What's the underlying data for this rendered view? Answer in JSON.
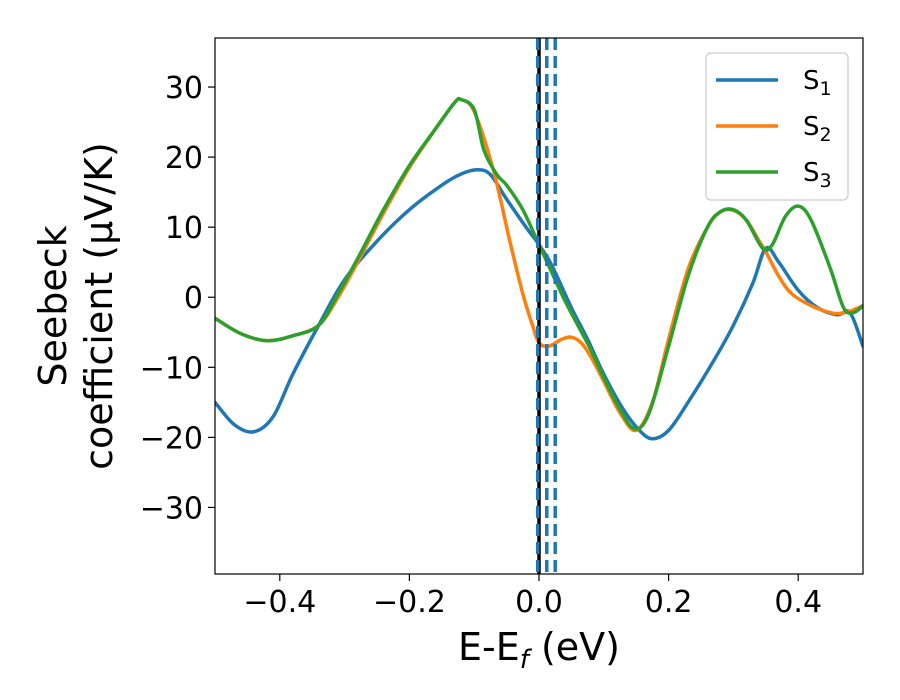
{
  "chart_data": {
    "type": "line",
    "xlabel": {
      "main": "E-E",
      "sub": "f",
      "unit": " (eV)"
    },
    "ylabel": {
      "line1": "Seebeck",
      "line2": "coefficient  (μV/K)"
    },
    "xlim": [
      -0.5,
      0.5
    ],
    "ylim": [
      -39.5,
      37
    ],
    "xticks": [
      {
        "value": -0.4,
        "label": "−0.4"
      },
      {
        "value": -0.2,
        "label": "−0.2"
      },
      {
        "value": 0.0,
        "label": "0.0"
      },
      {
        "value": 0.2,
        "label": "0.2"
      },
      {
        "value": 0.4,
        "label": "0.4"
      }
    ],
    "yticks": [
      {
        "value": 30,
        "label": "30"
      },
      {
        "value": 20,
        "label": "20"
      },
      {
        "value": 10,
        "label": "10"
      },
      {
        "value": 0,
        "label": "0"
      },
      {
        "value": -10,
        "label": "−10"
      },
      {
        "value": -20,
        "label": "−20"
      },
      {
        "value": -30,
        "label": "−30"
      }
    ],
    "grid": false,
    "legend_position": "top-right",
    "vlines": [
      {
        "x": 0.0,
        "color": "#000000",
        "style": "solid"
      },
      {
        "x": -0.002,
        "color": "#1f77b4",
        "style": "dashed"
      },
      {
        "x": 0.012,
        "color": "#1f77b4",
        "style": "dashed"
      },
      {
        "x": 0.025,
        "color": "#1f77b4",
        "style": "dashed"
      }
    ],
    "series": [
      {
        "name": "S",
        "sub": "1",
        "color": "#1f77b4",
        "points": [
          [
            -0.5,
            -15
          ],
          [
            -0.47,
            -18.2
          ],
          [
            -0.44,
            -19.2
          ],
          [
            -0.41,
            -17
          ],
          [
            -0.38,
            -11
          ],
          [
            -0.34,
            -4
          ],
          [
            -0.3,
            2.5
          ],
          [
            -0.25,
            8
          ],
          [
            -0.2,
            12.5
          ],
          [
            -0.15,
            16
          ],
          [
            -0.12,
            17.6
          ],
          [
            -0.095,
            18.2
          ],
          [
            -0.075,
            17.5
          ],
          [
            -0.05,
            14
          ],
          [
            -0.02,
            10
          ],
          [
            0.0,
            7.5
          ],
          [
            0.02,
            4.5
          ],
          [
            0.05,
            -1.5
          ],
          [
            0.075,
            -6
          ],
          [
            0.1,
            -11
          ],
          [
            0.13,
            -16
          ],
          [
            0.155,
            -19
          ],
          [
            0.175,
            -20.2
          ],
          [
            0.2,
            -19
          ],
          [
            0.23,
            -15
          ],
          [
            0.27,
            -9
          ],
          [
            0.3,
            -4
          ],
          [
            0.33,
            2
          ],
          [
            0.35,
            7
          ],
          [
            0.37,
            5
          ],
          [
            0.4,
            1
          ],
          [
            0.43,
            -1.5
          ],
          [
            0.46,
            -2.5
          ],
          [
            0.48,
            -2.2
          ],
          [
            0.5,
            -7
          ]
        ]
      },
      {
        "name": "S",
        "sub": "2",
        "color": "#ff7f0e",
        "points": [
          [
            -0.5,
            -3
          ],
          [
            -0.46,
            -5.2
          ],
          [
            -0.42,
            -6.2
          ],
          [
            -0.38,
            -5.5
          ],
          [
            -0.34,
            -4
          ],
          [
            -0.31,
            0
          ],
          [
            -0.28,
            5
          ],
          [
            -0.24,
            12
          ],
          [
            -0.2,
            18.5
          ],
          [
            -0.16,
            24
          ],
          [
            -0.13,
            27.8
          ],
          [
            -0.12,
            28.2
          ],
          [
            -0.1,
            26.5
          ],
          [
            -0.07,
            18
          ],
          [
            -0.045,
            8
          ],
          [
            -0.025,
            0.5
          ],
          [
            -0.01,
            -4
          ],
          [
            0.0,
            -6.5
          ],
          [
            0.015,
            -7
          ],
          [
            0.035,
            -6
          ],
          [
            0.05,
            -5.7
          ],
          [
            0.065,
            -6.5
          ],
          [
            0.08,
            -8.5
          ],
          [
            0.1,
            -12
          ],
          [
            0.125,
            -16.5
          ],
          [
            0.15,
            -19
          ],
          [
            0.175,
            -15
          ],
          [
            0.2,
            -6
          ],
          [
            0.23,
            4
          ],
          [
            0.26,
            10
          ],
          [
            0.28,
            12.2
          ],
          [
            0.3,
            12.4
          ],
          [
            0.32,
            11
          ],
          [
            0.34,
            8
          ],
          [
            0.35,
            6.5
          ],
          [
            0.37,
            3
          ],
          [
            0.39,
            0.5
          ],
          [
            0.42,
            -1.2
          ],
          [
            0.45,
            -2.2
          ],
          [
            0.465,
            -2.3
          ],
          [
            0.48,
            -2
          ],
          [
            0.5,
            -1.2
          ]
        ]
      },
      {
        "name": "S",
        "sub": "3",
        "color": "#2ca02c",
        "points": [
          [
            -0.5,
            -3
          ],
          [
            -0.46,
            -5.2
          ],
          [
            -0.42,
            -6.2
          ],
          [
            -0.38,
            -5.5
          ],
          [
            -0.34,
            -4
          ],
          [
            -0.31,
            0.5
          ],
          [
            -0.28,
            5.5
          ],
          [
            -0.24,
            12.5
          ],
          [
            -0.2,
            18.8
          ],
          [
            -0.16,
            24
          ],
          [
            -0.13,
            27.8
          ],
          [
            -0.12,
            28.2
          ],
          [
            -0.1,
            26.8
          ],
          [
            -0.085,
            21
          ],
          [
            -0.065,
            17.5
          ],
          [
            -0.05,
            16
          ],
          [
            -0.025,
            12.5
          ],
          [
            0.0,
            7.5
          ],
          [
            0.02,
            3.5
          ],
          [
            0.04,
            -0.5
          ],
          [
            0.06,
            -4
          ],
          [
            0.08,
            -7.5
          ],
          [
            0.1,
            -11.5
          ],
          [
            0.125,
            -16
          ],
          [
            0.148,
            -18.8
          ],
          [
            0.17,
            -16.5
          ],
          [
            0.2,
            -7
          ],
          [
            0.23,
            3
          ],
          [
            0.26,
            10
          ],
          [
            0.28,
            12.2
          ],
          [
            0.3,
            12.5
          ],
          [
            0.32,
            11
          ],
          [
            0.345,
            7
          ],
          [
            0.36,
            7.5
          ],
          [
            0.38,
            11.5
          ],
          [
            0.4,
            13
          ],
          [
            0.42,
            11
          ],
          [
            0.45,
            4
          ],
          [
            0.47,
            -1.5
          ],
          [
            0.485,
            -2.2
          ],
          [
            0.5,
            -1.2
          ]
        ]
      }
    ]
  }
}
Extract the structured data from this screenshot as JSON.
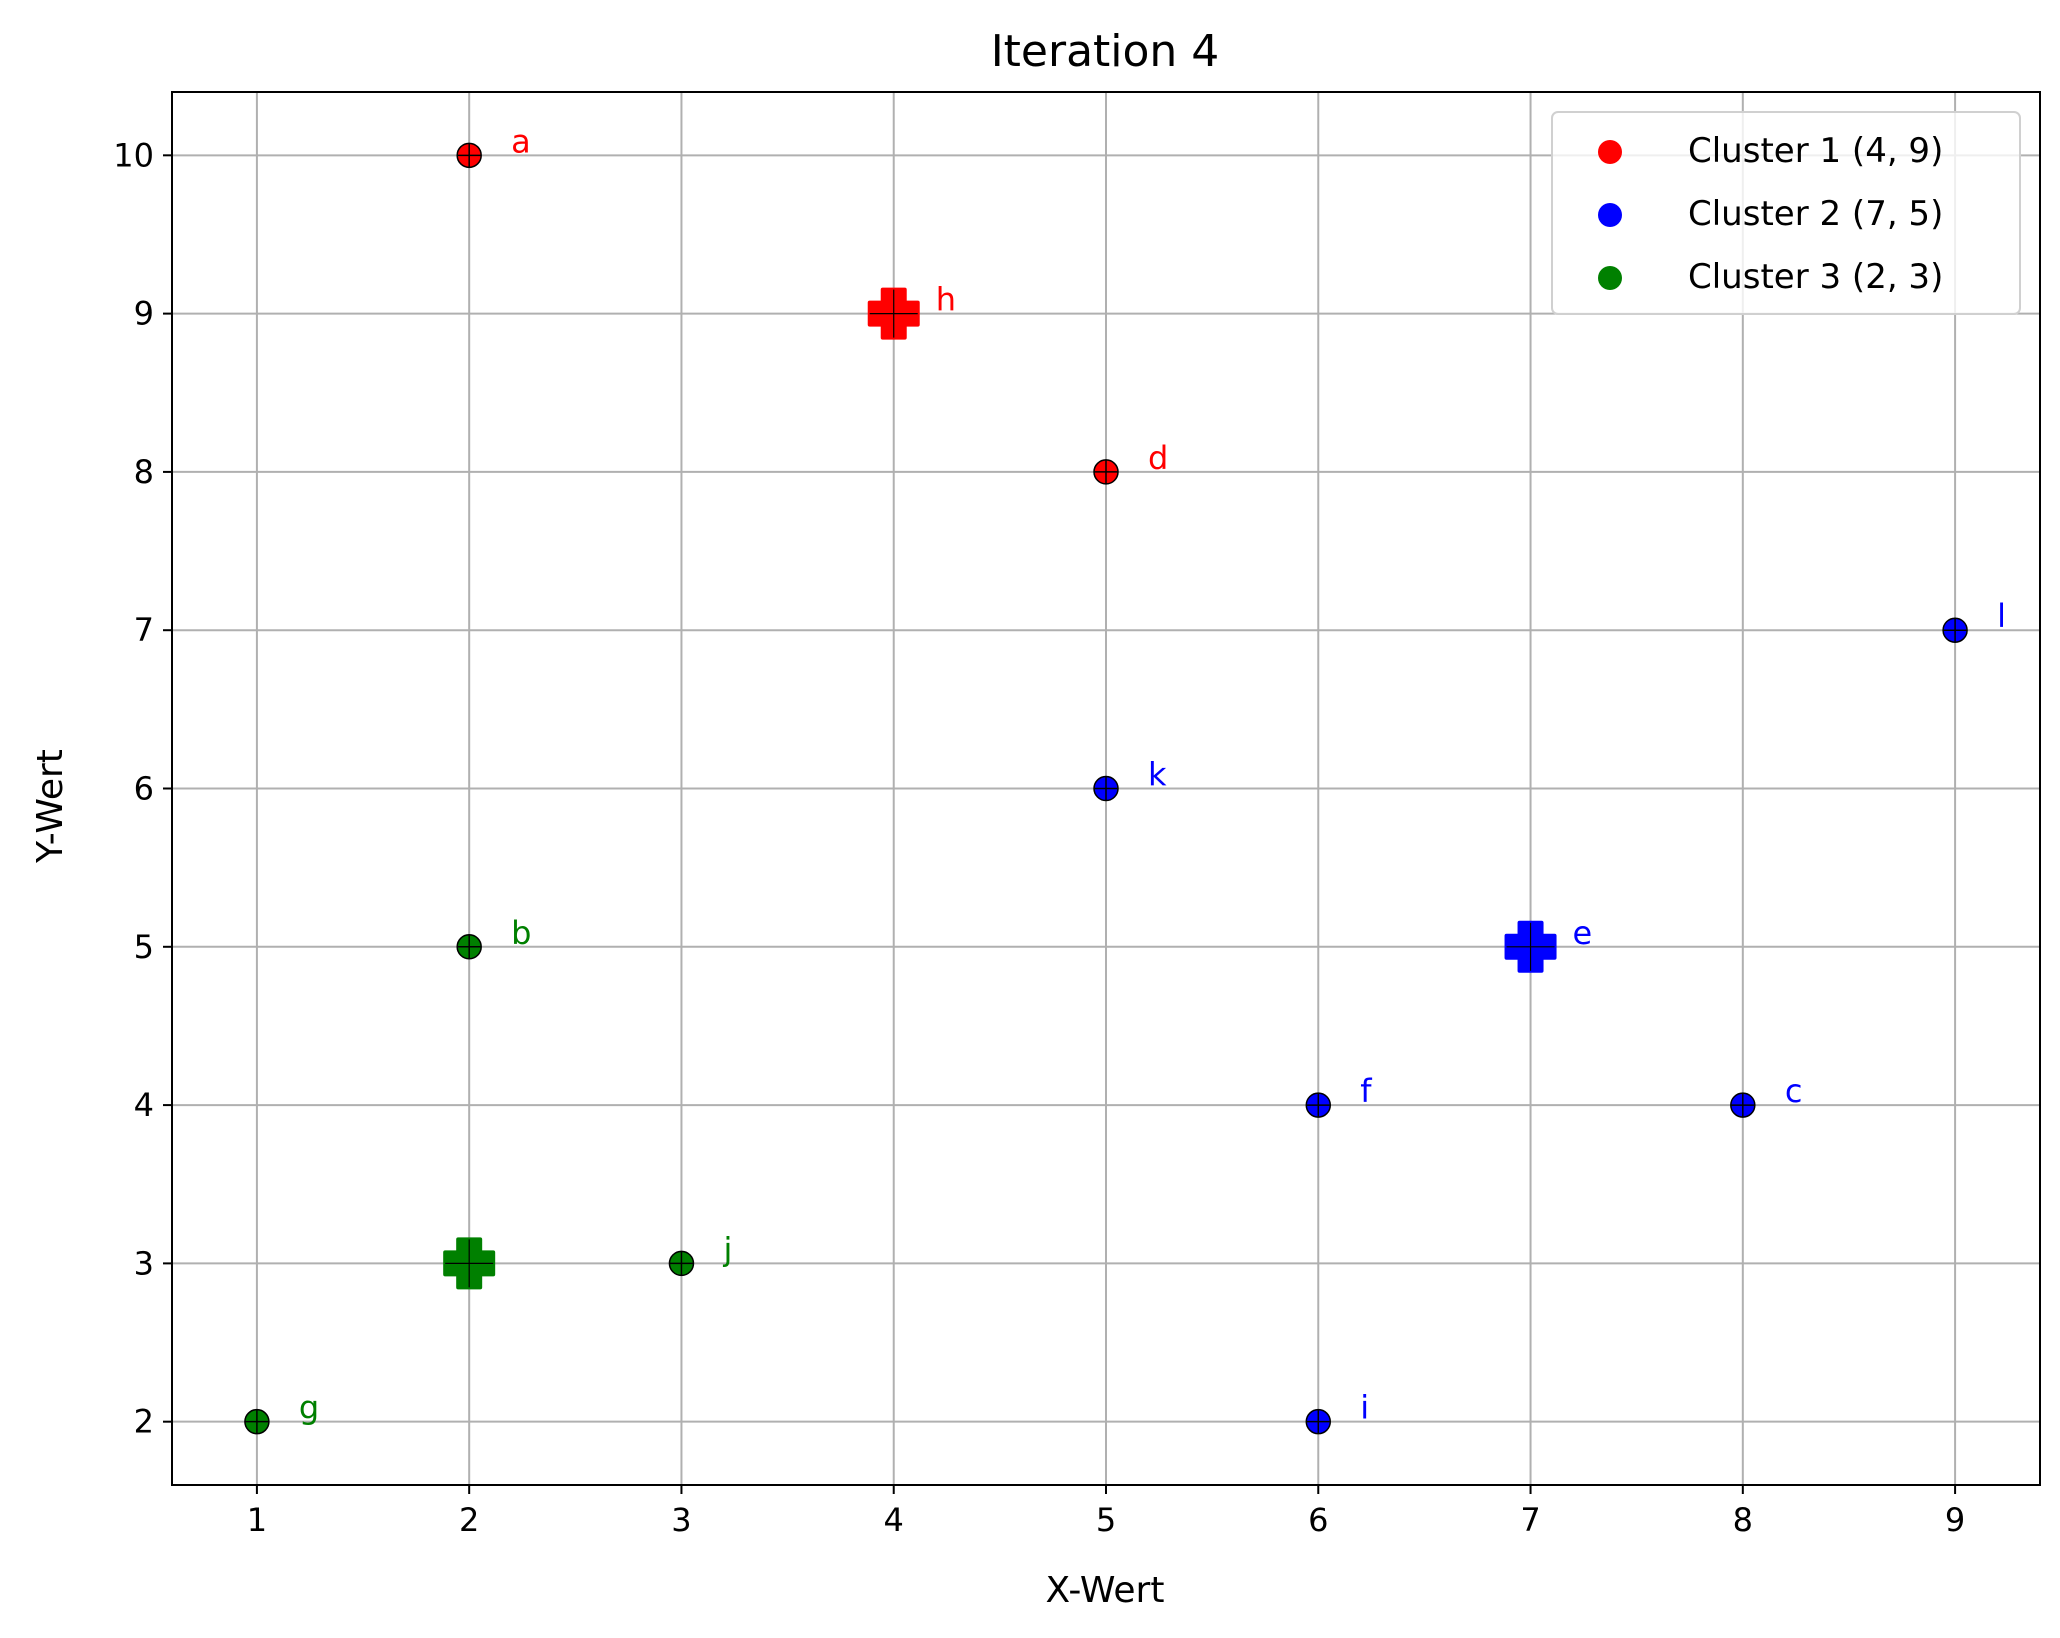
{
  "chart_data": {
    "type": "scatter",
    "title": "Iteration 4",
    "xlabel": "X-Wert",
    "ylabel": "Y-Wert",
    "xlim": [
      0.6,
      9.4
    ],
    "ylim": [
      1.6,
      10.4
    ],
    "xticks": [
      1,
      2,
      3,
      4,
      5,
      6,
      7,
      8,
      9
    ],
    "yticks": [
      2,
      3,
      4,
      5,
      6,
      7,
      8,
      9,
      10
    ],
    "grid": true,
    "legend_position": "top-right",
    "series": [
      {
        "name": "Cluster 1 (4, 9)",
        "color": "#ff0000",
        "points": [
          {
            "label": "a",
            "x": 2,
            "y": 10
          },
          {
            "label": "d",
            "x": 5,
            "y": 8
          }
        ],
        "centroid": {
          "label": "h",
          "x": 4,
          "y": 9
        }
      },
      {
        "name": "Cluster 2 (7, 5)",
        "color": "#0000ff",
        "points": [
          {
            "label": "k",
            "x": 5,
            "y": 6
          },
          {
            "label": "l",
            "x": 9,
            "y": 7
          },
          {
            "label": "f",
            "x": 6,
            "y": 4
          },
          {
            "label": "c",
            "x": 8,
            "y": 4
          },
          {
            "label": "i",
            "x": 6,
            "y": 2
          }
        ],
        "centroid": {
          "label": "e",
          "x": 7,
          "y": 5
        }
      },
      {
        "name": "Cluster 3 (2, 3)",
        "color": "#008000",
        "points": [
          {
            "label": "b",
            "x": 2,
            "y": 5
          },
          {
            "label": "j",
            "x": 3,
            "y": 3
          },
          {
            "label": "g",
            "x": 1,
            "y": 2
          }
        ],
        "centroid": {
          "label": "",
          "x": 2,
          "y": 3
        }
      }
    ]
  }
}
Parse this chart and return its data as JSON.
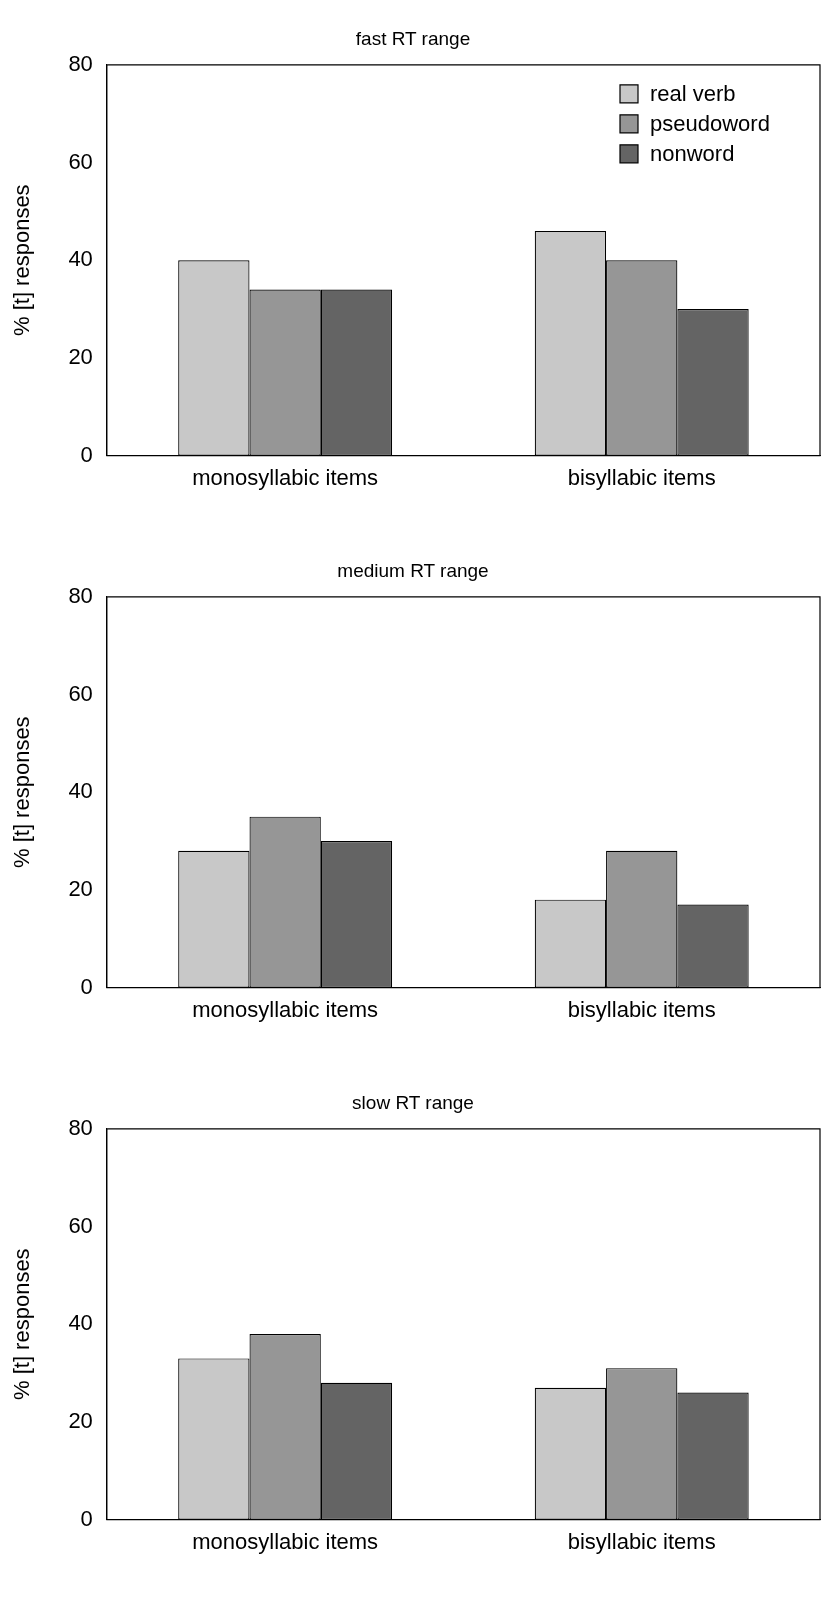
{
  "chart_data": [
    {
      "type": "bar",
      "title": "fast RT range",
      "ylabel": "% [t] responses",
      "categories": [
        "monosyllabic items",
        "bisyllabic items"
      ],
      "series": [
        {
          "name": "real verb",
          "color": "#c8c8c8",
          "values": [
            40,
            46
          ]
        },
        {
          "name": "pseudoword",
          "color": "#969696",
          "values": [
            34,
            40
          ]
        },
        {
          "name": "nonword",
          "color": "#646464",
          "values": [
            34,
            30
          ]
        }
      ],
      "ylim": [
        0,
        80
      ],
      "yticks": [
        0,
        20,
        40,
        60,
        80
      ],
      "grid": false,
      "legend": "top right"
    },
    {
      "type": "bar",
      "title": "medium RT range",
      "ylabel": "% [t] responses",
      "categories": [
        "monosyllabic items",
        "bisyllabic items"
      ],
      "series": [
        {
          "color": "#c8c8c8",
          "values": [
            28,
            18
          ]
        },
        {
          "color": "#969696",
          "values": [
            35,
            28
          ]
        },
        {
          "color": "#646464",
          "values": [
            30,
            17
          ]
        }
      ],
      "ylim": [
        0,
        80
      ],
      "yticks": [
        0,
        20,
        40,
        60,
        80
      ],
      "grid": false,
      "legend": false
    },
    {
      "type": "bar",
      "title": "slow RT range",
      "ylabel": "% [t] responses",
      "categories": [
        "monosyllabic items",
        "bisyllabic items"
      ],
      "series": [
        {
          "color": "#c8c8c8",
          "values": [
            33,
            27
          ]
        },
        {
          "color": "#969696",
          "values": [
            38,
            31
          ]
        },
        {
          "color": "#646464",
          "values": [
            28,
            26
          ]
        }
      ],
      "ylim": [
        0,
        80
      ],
      "yticks": [
        0,
        20,
        40,
        60,
        80
      ],
      "grid": false,
      "legend": false
    }
  ]
}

- Task prompt
Tally up the lines in the preceding listing that contain the string "this". Respond with the number and nothing else.

- In response
3